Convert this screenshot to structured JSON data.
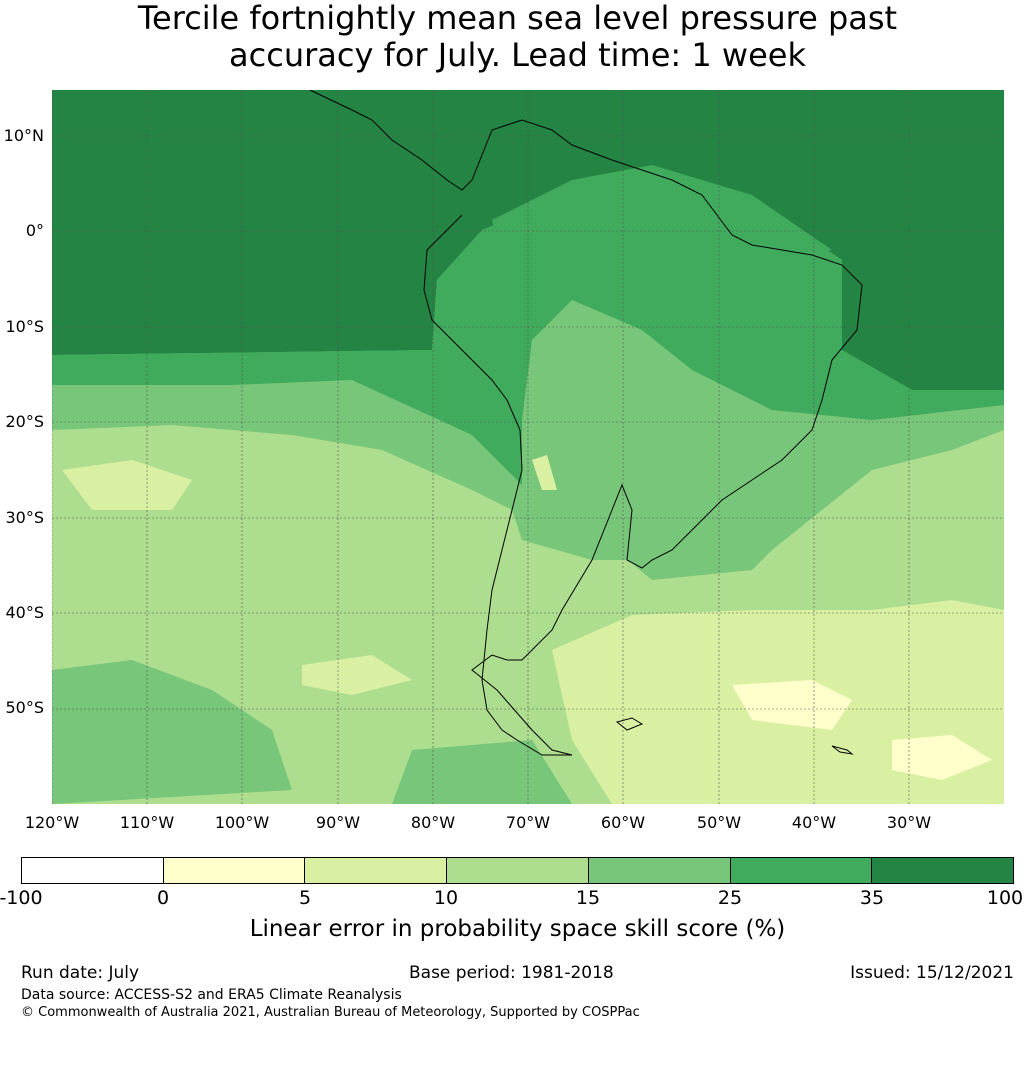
{
  "title": {
    "line1": "Tercile fortnightly mean sea level pressure past",
    "line2": "accuracy for July. Lead time: 1 week"
  },
  "lat_labels": [
    "10°N",
    "0°",
    "10°S",
    "20°S",
    "30°S",
    "40°S",
    "50°S"
  ],
  "lon_labels": [
    "120°W",
    "110°W",
    "100°W",
    "90°W",
    "80°W",
    "70°W",
    "60°W",
    "50°W",
    "40°W",
    "30°W"
  ],
  "colorbar": {
    "colors": [
      "#ffffff",
      "#ffffcc",
      "#d9f0a3",
      "#addd8e",
      "#78c679",
      "#41ab5d",
      "#238443"
    ],
    "tick_labels": [
      "-100",
      "0",
      "5",
      "10",
      "15",
      "25",
      "35",
      "100"
    ],
    "label": "Linear error in probability space skill score (%)"
  },
  "footer": {
    "run_date": "Run date: July",
    "base_period": "Base period: 1981-2018",
    "issued": "Issued: 15/12/2021",
    "data_source": "Data source: ACCESS-S2 and ERA5 Climate Reanalysis",
    "copyright": "© Commonwealth of Australia 2021, Australian Bureau of Meteorology, Supported by COSPPac"
  }
}
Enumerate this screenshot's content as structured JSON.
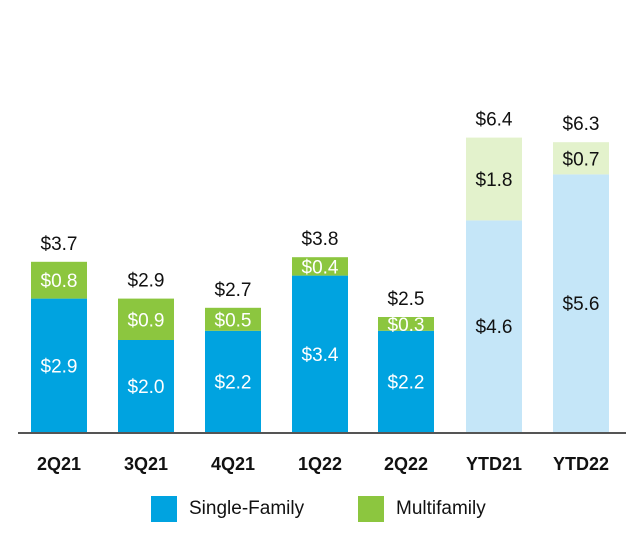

• • • • •

**Instruction:**
Leave out the pictures and transcribe everything else exactly.

**Task solution:**
Convert this screenshot to structured JSON data.
{
  "title": {
    "line1": "Tercile fortnightly mean sea level pressure past",
    "line2": "accuracy for July. Lead time: 1 week"
  },
  "lat_labels": [
    "10°N",
    "0°",
    "10°S",
    "20°S",
    "30°S",
    "40°S",
    "50°S"
  ],
  "lon_labels": [
    "120°W",
    "110°W",
    "100°W",
    "90°W",
    "80°W",
    "70°W",
    "60°W",
    "50°W",
    "40°W",
    "30°W"
  ],
  "colorbar": {
    "colors": [
      "#ffffff",
      "#ffffcc",
      "#d9f0a3",
      "#addd8e",
      "#78c679",
      "#41ab5d",
      "#238443"
    ],
    "tick_labels": [
      "-100",
      "0",
      "5",
      "10",
      "15",
      "25",
      "35",
      "100"
    ],
    "label": "Linear error in probability space skill score (%)"
  },
  "footer": {
    "run_date": "Run date: July",
    "base_period": "Base period: 1981-2018",
    "issued": "Issued: 15/12/2021",
    "data_source": "Data source: ACCESS-S2 and ERA5 Climate Reanalysis",
    "copyright": "© Commonwealth of Australia 2021, Australian Bureau of Meteorology, Supported by COSPPac"
  }
}
Enumerate this screenshot's content as structured JSON.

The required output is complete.